— start of Records provided —

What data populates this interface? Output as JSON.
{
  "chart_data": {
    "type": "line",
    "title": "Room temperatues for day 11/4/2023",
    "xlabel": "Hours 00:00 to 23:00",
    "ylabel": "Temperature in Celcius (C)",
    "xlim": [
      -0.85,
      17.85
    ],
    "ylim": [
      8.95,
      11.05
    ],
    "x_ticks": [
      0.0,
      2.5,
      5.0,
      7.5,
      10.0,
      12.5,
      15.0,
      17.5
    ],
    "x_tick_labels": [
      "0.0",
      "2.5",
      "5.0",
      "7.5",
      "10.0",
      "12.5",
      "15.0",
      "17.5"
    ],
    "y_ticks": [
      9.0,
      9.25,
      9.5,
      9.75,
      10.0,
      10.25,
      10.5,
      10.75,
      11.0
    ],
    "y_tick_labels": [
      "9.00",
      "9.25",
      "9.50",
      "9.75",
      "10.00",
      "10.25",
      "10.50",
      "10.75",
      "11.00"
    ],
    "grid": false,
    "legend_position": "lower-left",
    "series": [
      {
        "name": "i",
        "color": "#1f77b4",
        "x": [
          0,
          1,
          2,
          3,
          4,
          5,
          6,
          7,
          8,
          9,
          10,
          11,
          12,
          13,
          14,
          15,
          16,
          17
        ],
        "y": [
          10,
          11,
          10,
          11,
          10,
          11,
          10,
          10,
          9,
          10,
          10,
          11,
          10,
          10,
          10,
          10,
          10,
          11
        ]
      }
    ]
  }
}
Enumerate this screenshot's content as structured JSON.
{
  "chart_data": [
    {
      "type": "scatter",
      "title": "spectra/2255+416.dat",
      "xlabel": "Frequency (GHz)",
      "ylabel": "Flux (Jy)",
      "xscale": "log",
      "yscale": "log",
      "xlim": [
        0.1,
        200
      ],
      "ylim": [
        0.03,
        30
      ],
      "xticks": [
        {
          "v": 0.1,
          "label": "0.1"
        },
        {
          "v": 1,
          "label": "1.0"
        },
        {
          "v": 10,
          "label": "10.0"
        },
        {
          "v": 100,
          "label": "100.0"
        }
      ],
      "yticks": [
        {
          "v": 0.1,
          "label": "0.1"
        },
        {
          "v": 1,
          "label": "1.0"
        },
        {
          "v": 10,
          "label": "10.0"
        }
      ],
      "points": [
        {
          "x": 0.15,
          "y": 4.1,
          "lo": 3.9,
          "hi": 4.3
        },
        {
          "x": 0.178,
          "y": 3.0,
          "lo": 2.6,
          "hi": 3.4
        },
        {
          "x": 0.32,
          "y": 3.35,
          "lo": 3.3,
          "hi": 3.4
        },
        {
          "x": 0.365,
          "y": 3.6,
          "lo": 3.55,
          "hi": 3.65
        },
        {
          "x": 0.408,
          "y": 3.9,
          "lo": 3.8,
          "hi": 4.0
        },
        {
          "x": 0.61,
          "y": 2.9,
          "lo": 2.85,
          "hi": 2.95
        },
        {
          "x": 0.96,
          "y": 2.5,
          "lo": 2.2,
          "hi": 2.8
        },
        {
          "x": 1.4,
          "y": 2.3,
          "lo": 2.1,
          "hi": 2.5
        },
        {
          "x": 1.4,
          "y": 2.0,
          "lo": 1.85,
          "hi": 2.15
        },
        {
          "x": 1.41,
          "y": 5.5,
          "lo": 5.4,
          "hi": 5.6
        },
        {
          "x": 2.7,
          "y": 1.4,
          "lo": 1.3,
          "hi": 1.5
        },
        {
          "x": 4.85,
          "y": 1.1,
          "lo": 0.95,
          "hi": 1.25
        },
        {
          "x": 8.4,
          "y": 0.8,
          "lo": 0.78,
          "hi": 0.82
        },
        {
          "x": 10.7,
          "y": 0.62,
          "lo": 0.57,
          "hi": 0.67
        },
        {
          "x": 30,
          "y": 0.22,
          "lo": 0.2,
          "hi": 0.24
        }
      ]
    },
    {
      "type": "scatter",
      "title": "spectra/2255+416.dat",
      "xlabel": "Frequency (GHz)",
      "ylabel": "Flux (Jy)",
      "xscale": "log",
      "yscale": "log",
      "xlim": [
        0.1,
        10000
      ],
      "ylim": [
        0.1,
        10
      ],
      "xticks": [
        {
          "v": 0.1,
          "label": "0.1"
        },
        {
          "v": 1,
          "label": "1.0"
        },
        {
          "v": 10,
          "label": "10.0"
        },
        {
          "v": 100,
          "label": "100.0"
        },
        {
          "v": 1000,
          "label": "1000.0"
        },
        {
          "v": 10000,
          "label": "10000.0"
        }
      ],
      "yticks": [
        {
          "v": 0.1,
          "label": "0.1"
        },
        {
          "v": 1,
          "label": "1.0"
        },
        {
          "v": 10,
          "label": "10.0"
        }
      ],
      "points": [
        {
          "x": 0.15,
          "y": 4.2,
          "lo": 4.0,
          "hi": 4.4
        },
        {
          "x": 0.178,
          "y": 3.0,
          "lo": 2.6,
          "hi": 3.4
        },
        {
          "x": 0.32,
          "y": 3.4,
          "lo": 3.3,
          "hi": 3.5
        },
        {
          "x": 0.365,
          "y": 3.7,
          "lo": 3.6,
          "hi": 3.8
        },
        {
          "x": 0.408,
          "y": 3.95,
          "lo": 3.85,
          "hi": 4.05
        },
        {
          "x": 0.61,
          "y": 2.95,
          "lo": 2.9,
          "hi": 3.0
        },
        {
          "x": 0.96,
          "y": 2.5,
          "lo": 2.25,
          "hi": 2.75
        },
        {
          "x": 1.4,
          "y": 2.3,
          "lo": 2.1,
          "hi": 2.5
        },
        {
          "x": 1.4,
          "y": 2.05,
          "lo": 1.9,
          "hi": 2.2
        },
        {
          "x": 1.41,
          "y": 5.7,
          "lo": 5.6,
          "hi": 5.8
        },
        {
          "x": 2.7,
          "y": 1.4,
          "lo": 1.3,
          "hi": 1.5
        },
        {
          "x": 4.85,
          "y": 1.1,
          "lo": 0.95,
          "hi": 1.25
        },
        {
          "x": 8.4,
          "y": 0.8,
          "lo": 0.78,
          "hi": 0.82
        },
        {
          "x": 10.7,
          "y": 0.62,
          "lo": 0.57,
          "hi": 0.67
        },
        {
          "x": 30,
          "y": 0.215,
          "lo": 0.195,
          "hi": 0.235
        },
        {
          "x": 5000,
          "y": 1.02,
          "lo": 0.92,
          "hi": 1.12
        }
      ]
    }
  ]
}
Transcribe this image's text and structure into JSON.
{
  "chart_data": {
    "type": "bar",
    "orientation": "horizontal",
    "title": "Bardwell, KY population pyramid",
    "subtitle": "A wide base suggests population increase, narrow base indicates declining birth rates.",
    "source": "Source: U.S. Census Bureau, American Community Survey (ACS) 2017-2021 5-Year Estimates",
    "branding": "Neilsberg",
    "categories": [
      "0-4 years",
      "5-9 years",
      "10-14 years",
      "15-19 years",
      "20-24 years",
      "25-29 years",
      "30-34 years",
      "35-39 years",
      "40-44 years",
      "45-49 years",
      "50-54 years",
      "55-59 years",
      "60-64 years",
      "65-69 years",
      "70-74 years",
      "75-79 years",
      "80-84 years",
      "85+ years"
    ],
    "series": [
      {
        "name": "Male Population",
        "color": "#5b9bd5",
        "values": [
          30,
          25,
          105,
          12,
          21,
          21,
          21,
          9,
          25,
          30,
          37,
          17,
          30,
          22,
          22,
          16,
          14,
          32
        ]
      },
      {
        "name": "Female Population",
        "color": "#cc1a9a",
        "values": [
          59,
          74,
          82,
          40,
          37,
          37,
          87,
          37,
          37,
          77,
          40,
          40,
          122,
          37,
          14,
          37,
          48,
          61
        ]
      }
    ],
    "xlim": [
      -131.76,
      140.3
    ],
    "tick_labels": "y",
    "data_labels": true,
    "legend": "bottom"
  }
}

— end of Records provided —

**What is required:** Go through the listing above and locate each line that holds the word "color". Copy those lines.

**Task output:**
        "color": "#1f77b4",
        "color": "#5b9bd5",
        "color": "#cc1a9a",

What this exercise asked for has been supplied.